**Problem to work on:** Filter the records below down to lines containing "object".

**Supplied records:**
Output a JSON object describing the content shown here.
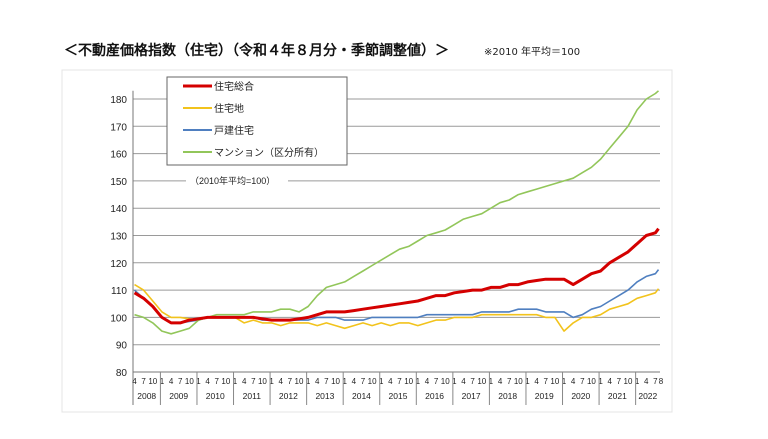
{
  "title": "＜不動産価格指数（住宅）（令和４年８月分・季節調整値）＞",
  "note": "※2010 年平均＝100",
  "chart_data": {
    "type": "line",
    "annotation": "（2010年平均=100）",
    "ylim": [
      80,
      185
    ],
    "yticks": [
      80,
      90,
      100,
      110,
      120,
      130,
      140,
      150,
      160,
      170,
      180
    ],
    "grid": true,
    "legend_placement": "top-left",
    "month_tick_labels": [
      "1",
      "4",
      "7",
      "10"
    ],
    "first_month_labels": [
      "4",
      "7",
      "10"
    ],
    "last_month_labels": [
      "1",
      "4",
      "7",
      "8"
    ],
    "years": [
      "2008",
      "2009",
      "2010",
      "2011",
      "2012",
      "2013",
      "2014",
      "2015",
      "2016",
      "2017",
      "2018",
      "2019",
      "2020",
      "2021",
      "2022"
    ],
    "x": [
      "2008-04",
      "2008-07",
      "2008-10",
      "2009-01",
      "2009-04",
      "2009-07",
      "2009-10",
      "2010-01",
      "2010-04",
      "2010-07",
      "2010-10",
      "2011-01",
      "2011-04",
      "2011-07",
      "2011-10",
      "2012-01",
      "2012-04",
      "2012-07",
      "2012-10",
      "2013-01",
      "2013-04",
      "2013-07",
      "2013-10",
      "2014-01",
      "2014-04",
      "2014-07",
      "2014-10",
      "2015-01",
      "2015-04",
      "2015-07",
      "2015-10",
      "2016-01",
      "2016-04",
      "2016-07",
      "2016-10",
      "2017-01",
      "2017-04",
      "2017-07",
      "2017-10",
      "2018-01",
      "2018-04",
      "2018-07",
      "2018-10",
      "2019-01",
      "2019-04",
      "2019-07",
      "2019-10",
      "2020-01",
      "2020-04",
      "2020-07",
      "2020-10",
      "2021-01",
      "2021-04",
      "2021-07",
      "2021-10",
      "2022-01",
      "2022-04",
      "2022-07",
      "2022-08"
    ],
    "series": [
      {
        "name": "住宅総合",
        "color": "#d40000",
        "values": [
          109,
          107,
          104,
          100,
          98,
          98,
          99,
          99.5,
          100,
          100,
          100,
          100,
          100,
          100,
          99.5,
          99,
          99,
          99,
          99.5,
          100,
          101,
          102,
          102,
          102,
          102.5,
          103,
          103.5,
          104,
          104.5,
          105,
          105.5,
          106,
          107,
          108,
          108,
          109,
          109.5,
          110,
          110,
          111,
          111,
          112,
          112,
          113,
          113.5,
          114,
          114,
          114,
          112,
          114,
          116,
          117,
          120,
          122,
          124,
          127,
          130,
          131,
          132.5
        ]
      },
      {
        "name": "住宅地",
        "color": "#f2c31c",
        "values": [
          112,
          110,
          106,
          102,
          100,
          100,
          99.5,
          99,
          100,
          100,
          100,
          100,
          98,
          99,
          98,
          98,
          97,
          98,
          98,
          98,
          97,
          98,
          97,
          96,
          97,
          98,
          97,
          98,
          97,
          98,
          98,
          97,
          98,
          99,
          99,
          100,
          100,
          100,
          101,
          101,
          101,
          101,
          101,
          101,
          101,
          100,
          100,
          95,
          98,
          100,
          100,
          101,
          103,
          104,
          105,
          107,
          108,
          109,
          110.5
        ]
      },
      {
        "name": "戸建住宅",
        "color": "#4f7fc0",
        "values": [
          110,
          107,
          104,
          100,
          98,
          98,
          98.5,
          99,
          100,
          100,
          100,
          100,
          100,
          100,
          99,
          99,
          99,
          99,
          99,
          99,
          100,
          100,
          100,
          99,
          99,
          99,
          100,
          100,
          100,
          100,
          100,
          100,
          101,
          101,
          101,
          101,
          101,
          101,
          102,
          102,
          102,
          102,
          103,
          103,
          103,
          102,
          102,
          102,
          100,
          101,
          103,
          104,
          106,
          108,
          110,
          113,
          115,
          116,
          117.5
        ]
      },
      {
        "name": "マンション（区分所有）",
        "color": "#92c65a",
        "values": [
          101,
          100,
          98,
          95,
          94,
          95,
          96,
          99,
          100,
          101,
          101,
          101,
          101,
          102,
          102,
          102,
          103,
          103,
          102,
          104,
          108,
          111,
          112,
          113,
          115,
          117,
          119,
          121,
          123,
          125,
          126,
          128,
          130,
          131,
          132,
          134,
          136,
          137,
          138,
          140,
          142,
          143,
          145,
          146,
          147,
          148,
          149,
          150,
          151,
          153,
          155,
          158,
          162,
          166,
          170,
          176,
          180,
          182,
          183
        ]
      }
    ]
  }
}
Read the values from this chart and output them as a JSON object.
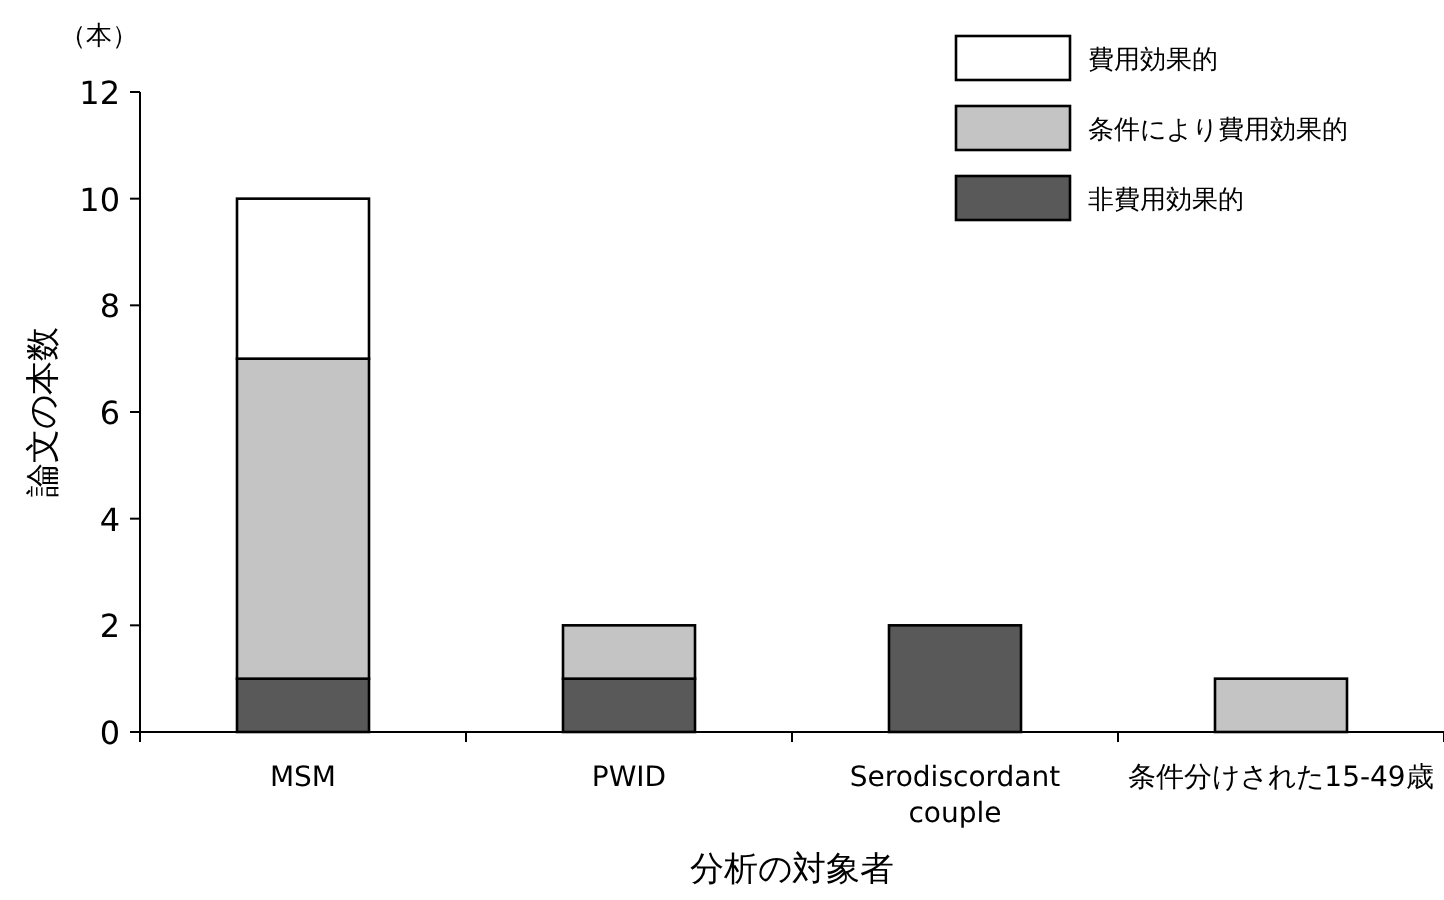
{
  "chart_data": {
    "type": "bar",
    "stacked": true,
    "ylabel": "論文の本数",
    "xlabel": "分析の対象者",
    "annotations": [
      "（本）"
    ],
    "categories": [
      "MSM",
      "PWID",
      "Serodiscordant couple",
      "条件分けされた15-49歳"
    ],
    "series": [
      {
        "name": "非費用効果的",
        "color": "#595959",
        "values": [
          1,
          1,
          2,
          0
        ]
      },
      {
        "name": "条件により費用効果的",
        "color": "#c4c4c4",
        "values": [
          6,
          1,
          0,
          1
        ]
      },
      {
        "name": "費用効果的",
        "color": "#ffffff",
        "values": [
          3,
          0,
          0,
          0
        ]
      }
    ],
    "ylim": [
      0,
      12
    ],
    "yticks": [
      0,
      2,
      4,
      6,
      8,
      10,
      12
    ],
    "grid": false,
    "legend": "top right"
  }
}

* * *

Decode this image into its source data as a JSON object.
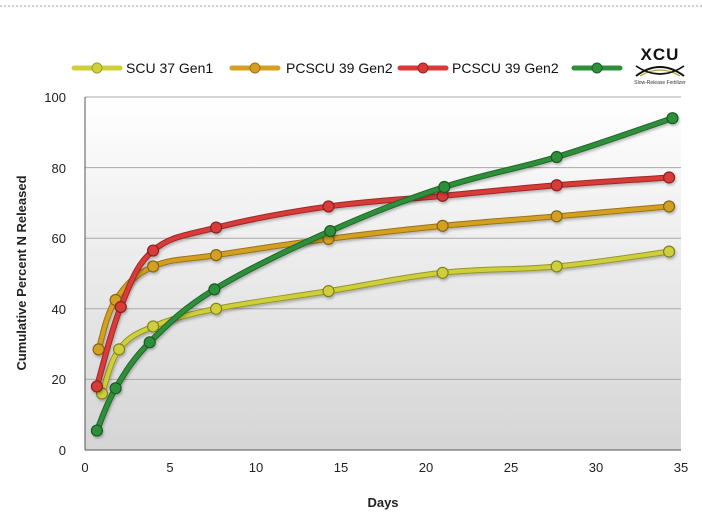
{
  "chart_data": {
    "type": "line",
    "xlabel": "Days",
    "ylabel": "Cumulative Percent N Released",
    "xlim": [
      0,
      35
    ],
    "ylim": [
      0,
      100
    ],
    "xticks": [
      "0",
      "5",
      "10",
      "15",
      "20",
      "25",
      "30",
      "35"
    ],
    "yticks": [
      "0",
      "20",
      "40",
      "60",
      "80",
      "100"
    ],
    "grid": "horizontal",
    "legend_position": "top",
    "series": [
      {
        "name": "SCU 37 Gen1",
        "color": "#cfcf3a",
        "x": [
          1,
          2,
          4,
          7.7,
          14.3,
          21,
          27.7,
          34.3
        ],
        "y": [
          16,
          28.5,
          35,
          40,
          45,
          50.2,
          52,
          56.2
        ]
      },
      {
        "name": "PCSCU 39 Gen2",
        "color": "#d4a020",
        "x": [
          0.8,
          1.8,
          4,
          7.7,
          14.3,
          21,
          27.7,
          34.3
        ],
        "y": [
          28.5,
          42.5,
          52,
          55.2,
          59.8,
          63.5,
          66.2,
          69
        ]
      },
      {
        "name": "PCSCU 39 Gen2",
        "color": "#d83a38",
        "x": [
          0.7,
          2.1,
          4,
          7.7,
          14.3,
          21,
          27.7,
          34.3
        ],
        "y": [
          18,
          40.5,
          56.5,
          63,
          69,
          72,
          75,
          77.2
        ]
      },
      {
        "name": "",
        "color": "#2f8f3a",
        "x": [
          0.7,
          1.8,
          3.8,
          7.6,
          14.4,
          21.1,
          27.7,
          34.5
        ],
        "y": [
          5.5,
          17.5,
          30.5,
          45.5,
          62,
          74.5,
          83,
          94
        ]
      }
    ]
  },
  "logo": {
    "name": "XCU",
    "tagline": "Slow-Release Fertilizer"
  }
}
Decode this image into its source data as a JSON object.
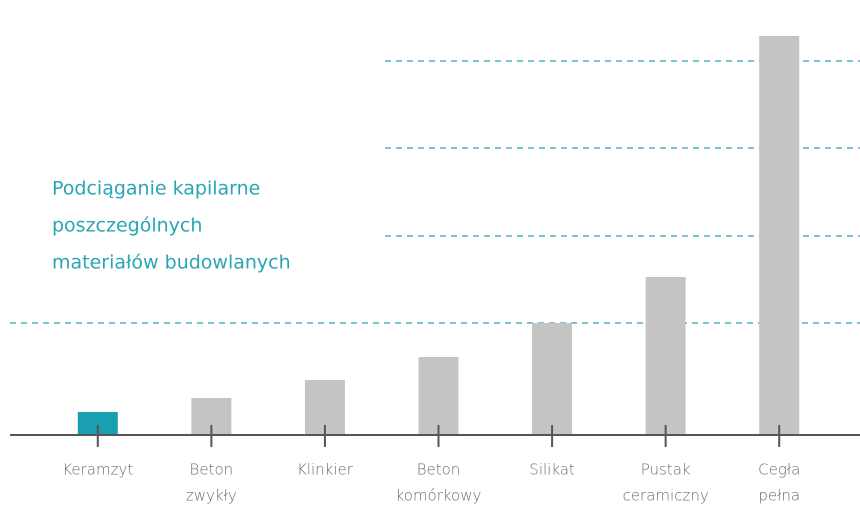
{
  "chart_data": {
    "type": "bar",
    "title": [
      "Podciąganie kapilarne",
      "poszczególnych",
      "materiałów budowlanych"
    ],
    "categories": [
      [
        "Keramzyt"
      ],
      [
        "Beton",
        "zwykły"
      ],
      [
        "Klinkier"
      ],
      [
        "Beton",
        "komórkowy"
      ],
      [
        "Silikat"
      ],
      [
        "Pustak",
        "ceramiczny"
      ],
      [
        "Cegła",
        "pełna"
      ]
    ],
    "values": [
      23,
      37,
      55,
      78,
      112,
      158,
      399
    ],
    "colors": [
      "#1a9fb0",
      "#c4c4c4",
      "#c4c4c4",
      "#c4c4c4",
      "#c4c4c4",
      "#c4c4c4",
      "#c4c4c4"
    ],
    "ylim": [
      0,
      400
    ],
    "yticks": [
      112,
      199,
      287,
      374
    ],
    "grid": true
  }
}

**Solution below:**
Output a JSON object describing the content shown here.
Read the values from this chart and output them as a JSON object.
Decode this image into its source data as a JSON object.
Decode this image into its source data as a JSON object.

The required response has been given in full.